— start of EXERCISE DATA —
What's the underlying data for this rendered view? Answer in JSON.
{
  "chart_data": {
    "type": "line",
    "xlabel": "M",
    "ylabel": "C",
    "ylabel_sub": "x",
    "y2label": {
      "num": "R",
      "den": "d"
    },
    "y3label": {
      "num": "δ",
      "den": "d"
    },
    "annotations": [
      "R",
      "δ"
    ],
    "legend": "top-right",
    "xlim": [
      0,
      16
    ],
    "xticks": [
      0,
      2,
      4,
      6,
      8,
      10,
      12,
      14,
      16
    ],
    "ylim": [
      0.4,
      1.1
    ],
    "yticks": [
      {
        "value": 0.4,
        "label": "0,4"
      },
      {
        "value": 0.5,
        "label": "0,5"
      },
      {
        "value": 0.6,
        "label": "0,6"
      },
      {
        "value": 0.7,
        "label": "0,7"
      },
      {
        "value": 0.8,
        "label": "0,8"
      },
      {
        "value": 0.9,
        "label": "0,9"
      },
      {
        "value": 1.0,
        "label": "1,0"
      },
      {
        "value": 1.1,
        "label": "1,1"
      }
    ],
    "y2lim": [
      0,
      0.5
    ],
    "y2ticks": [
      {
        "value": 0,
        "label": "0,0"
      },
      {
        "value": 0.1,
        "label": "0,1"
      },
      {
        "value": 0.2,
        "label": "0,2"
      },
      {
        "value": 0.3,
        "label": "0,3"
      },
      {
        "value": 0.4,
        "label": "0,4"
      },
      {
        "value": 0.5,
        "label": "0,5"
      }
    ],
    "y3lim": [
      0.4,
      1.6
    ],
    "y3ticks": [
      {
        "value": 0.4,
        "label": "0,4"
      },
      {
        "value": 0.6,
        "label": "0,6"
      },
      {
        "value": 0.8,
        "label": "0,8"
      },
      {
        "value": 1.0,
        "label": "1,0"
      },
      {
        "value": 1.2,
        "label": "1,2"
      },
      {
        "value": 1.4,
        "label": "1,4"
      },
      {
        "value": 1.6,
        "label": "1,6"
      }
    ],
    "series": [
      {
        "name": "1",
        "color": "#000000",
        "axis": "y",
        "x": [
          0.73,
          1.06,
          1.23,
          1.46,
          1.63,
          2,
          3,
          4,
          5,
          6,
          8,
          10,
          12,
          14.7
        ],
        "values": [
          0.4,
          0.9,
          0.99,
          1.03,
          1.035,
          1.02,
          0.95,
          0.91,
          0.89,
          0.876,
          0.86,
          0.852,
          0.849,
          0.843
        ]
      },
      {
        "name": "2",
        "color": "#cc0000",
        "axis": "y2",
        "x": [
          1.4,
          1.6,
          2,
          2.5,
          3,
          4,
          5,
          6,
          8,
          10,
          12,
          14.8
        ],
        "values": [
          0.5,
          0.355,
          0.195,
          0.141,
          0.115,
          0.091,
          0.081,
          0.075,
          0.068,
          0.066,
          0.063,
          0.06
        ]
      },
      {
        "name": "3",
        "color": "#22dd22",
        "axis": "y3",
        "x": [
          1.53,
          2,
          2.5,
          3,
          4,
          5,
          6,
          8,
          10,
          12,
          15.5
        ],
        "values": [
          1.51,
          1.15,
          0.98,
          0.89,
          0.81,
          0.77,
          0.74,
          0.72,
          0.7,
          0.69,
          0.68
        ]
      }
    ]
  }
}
— end of EXERCISE DATA —
> _EXERCISE DETAILS_
Repeat every entry exactly, please.

> _SOLUTION BELOW_
What's the underlying data for this rendered view? Answer in JSON.
{
  "chart_data": {
    "type": "line",
    "xlabel": "M",
    "ylabel": "C",
    "ylabel_sub": "x",
    "y2label": {
      "num": "R",
      "den": "d"
    },
    "y3label": {
      "num": "δ",
      "den": "d"
    },
    "annotations": [
      "R",
      "δ"
    ],
    "legend": "top-right",
    "xlim": [
      0,
      16
    ],
    "xticks": [
      0,
      2,
      4,
      6,
      8,
      10,
      12,
      14,
      16
    ],
    "ylim": [
      0.4,
      1.1
    ],
    "yticks": [
      {
        "value": 0.4,
        "label": "0,4"
      },
      {
        "value": 0.5,
        "label": "0,5"
      },
      {
        "value": 0.6,
        "label": "0,6"
      },
      {
        "value": 0.7,
        "label": "0,7"
      },
      {
        "value": 0.8,
        "label": "0,8"
      },
      {
        "value": 0.9,
        "label": "0,9"
      },
      {
        "value": 1.0,
        "label": "1,0"
      },
      {
        "value": 1.1,
        "label": "1,1"
      }
    ],
    "y2lim": [
      0,
      0.5
    ],
    "y2ticks": [
      {
        "value": 0,
        "label": "0,0"
      },
      {
        "value": 0.1,
        "label": "0,1"
      },
      {
        "value": 0.2,
        "label": "0,2"
      },
      {
        "value": 0.3,
        "label": "0,3"
      },
      {
        "value": 0.4,
        "label": "0,4"
      },
      {
        "value": 0.5,
        "label": "0,5"
      }
    ],
    "y3lim": [
      0.4,
      1.6
    ],
    "y3ticks": [
      {
        "value": 0.4,
        "label": "0,4"
      },
      {
        "value": 0.6,
        "label": "0,6"
      },
      {
        "value": 0.8,
        "label": "0,8"
      },
      {
        "value": 1.0,
        "label": "1,0"
      },
      {
        "value": 1.2,
        "label": "1,2"
      },
      {
        "value": 1.4,
        "label": "1,4"
      },
      {
        "value": 1.6,
        "label": "1,6"
      }
    ],
    "series": [
      {
        "name": "1",
        "color": "#000000",
        "axis": "y",
        "x": [
          0.73,
          1.06,
          1.23,
          1.46,
          1.63,
          2,
          3,
          4,
          5,
          6,
          8,
          10,
          12,
          14.7
        ],
        "values": [
          0.4,
          0.9,
          0.99,
          1.03,
          1.035,
          1.02,
          0.95,
          0.91,
          0.89,
          0.876,
          0.86,
          0.852,
          0.849,
          0.843
        ]
      },
      {
        "name": "2",
        "color": "#cc0000",
        "axis": "y2",
        "x": [
          1.4,
          1.6,
          2,
          2.5,
          3,
          4,
          5,
          6,
          8,
          10,
          12,
          14.8
        ],
        "values": [
          0.5,
          0.355,
          0.195,
          0.141,
          0.115,
          0.091,
          0.081,
          0.075,
          0.068,
          0.066,
          0.063,
          0.06
        ]
      },
      {
        "name": "3",
        "color": "#22dd22",
        "axis": "y3",
        "x": [
          1.53,
          2,
          2.5,
          3,
          4,
          5,
          6,
          8,
          10,
          12,
          15.5
        ],
        "values": [
          1.51,
          1.15,
          0.98,
          0.89,
          0.81,
          0.77,
          0.74,
          0.72,
          0.7,
          0.69,
          0.68
        ]
      }
    ]
  }
}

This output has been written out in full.